- **Aim**:
Lines holding the string "bằng" are the ones to copy from this listing.

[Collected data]
※

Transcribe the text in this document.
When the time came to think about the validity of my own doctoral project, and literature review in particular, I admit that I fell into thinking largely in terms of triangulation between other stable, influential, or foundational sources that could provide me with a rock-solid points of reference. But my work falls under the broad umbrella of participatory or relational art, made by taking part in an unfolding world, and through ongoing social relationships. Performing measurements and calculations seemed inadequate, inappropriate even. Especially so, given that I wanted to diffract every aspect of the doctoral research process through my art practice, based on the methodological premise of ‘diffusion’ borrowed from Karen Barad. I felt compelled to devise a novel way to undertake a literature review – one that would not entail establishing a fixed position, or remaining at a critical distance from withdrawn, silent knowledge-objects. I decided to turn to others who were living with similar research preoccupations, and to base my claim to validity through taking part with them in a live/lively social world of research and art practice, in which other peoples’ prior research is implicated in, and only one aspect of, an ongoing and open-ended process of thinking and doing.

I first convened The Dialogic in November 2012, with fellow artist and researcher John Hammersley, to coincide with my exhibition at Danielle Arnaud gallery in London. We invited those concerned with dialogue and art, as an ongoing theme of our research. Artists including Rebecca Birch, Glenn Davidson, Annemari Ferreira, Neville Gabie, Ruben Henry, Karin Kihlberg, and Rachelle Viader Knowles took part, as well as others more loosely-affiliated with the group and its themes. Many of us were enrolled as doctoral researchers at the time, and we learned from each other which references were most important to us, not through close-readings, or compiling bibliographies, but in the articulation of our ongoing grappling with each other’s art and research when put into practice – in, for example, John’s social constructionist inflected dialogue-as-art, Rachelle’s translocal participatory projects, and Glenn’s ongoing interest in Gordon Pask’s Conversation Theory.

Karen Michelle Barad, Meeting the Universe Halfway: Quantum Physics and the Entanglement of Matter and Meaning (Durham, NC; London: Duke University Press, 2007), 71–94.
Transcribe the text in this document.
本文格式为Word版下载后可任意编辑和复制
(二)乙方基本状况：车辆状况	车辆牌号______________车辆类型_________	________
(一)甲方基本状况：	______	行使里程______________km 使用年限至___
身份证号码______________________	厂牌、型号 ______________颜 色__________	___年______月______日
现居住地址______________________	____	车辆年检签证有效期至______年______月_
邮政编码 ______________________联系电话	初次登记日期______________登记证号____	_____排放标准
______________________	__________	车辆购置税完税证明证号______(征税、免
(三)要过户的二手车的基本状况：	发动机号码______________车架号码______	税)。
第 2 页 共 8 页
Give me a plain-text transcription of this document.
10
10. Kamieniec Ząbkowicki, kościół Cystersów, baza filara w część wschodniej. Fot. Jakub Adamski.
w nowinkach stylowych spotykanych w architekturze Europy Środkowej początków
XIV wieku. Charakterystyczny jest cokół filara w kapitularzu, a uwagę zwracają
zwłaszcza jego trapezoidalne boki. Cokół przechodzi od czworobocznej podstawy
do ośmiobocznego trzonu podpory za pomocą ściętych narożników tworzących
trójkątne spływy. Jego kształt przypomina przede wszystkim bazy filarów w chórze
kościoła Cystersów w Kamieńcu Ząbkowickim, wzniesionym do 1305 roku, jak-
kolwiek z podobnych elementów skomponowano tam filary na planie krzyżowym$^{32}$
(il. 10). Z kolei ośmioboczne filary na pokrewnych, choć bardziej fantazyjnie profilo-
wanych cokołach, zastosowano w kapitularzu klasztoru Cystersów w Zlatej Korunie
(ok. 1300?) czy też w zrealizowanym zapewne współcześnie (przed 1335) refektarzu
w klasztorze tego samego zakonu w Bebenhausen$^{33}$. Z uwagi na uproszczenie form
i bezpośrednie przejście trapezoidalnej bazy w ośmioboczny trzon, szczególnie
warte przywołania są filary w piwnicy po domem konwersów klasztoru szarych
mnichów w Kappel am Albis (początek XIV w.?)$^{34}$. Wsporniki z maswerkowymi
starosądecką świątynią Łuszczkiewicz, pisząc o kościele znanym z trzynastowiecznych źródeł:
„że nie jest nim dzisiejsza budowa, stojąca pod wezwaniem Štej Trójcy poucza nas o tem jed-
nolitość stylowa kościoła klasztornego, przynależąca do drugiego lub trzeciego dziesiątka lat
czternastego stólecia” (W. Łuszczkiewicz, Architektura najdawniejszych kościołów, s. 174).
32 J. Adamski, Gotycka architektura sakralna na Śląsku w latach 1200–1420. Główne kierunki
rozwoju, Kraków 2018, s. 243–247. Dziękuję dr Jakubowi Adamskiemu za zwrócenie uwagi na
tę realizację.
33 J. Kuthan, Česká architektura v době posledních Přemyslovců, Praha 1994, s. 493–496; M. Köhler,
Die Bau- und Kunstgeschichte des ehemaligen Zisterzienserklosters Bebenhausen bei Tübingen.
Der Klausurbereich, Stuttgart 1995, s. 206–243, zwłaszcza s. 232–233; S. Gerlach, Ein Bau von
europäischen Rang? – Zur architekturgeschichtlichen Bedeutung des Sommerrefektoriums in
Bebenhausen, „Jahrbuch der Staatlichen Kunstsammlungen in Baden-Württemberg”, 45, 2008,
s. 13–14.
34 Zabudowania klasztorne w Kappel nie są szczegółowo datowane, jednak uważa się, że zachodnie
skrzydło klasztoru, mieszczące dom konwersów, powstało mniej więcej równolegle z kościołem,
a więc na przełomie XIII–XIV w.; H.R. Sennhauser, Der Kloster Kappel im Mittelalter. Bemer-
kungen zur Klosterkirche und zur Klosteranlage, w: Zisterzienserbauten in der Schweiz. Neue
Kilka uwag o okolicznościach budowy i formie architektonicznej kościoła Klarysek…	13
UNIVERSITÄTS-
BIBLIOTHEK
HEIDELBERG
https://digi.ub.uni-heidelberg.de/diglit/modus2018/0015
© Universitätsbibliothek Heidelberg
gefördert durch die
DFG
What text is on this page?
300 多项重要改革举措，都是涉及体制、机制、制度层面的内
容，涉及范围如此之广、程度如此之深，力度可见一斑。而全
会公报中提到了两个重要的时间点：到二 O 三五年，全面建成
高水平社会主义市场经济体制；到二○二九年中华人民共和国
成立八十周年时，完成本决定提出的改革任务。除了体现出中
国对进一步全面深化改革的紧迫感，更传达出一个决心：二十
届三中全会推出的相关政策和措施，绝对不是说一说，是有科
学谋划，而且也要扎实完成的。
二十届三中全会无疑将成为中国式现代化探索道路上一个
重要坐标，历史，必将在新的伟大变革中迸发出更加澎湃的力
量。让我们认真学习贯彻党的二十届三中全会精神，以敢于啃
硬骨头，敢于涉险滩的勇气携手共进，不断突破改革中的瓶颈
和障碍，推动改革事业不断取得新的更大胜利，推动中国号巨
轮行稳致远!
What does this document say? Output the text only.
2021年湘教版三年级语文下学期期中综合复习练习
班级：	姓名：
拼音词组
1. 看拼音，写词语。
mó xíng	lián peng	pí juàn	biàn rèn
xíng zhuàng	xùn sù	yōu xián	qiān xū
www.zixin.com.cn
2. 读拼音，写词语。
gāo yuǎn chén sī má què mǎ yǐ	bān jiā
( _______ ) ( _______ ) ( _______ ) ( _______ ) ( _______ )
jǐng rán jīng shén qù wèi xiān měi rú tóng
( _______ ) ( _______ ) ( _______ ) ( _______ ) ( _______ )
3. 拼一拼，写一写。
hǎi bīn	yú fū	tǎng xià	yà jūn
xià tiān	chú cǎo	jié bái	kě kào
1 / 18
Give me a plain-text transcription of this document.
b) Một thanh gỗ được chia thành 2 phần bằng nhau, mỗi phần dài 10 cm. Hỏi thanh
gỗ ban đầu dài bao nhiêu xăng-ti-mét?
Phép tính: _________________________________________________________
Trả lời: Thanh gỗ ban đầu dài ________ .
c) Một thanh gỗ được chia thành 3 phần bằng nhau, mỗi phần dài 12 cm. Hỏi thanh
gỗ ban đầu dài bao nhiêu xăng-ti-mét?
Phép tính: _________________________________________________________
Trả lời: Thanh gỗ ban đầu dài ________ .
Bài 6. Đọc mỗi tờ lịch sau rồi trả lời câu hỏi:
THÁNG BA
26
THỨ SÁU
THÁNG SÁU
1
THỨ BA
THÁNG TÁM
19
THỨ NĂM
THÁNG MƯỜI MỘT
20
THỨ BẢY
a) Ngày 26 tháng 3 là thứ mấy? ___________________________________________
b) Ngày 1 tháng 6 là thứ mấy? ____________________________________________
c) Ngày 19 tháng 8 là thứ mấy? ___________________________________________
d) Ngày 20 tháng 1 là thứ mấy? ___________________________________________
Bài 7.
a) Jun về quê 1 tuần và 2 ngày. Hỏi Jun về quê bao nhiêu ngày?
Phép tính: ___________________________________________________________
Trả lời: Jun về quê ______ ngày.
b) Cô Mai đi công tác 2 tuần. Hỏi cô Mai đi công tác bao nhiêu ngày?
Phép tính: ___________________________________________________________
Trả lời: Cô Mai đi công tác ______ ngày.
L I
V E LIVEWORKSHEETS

※

- **Output**:
b) Một thanh gỗ được chia thành 2 phần bằng nhau, mỗi phần dài 10 cm. Hỏi thanh
c) Một thanh gỗ được chia thành 3 phần bằng nhau, mỗi phần dài 12 cm. Hỏi thanh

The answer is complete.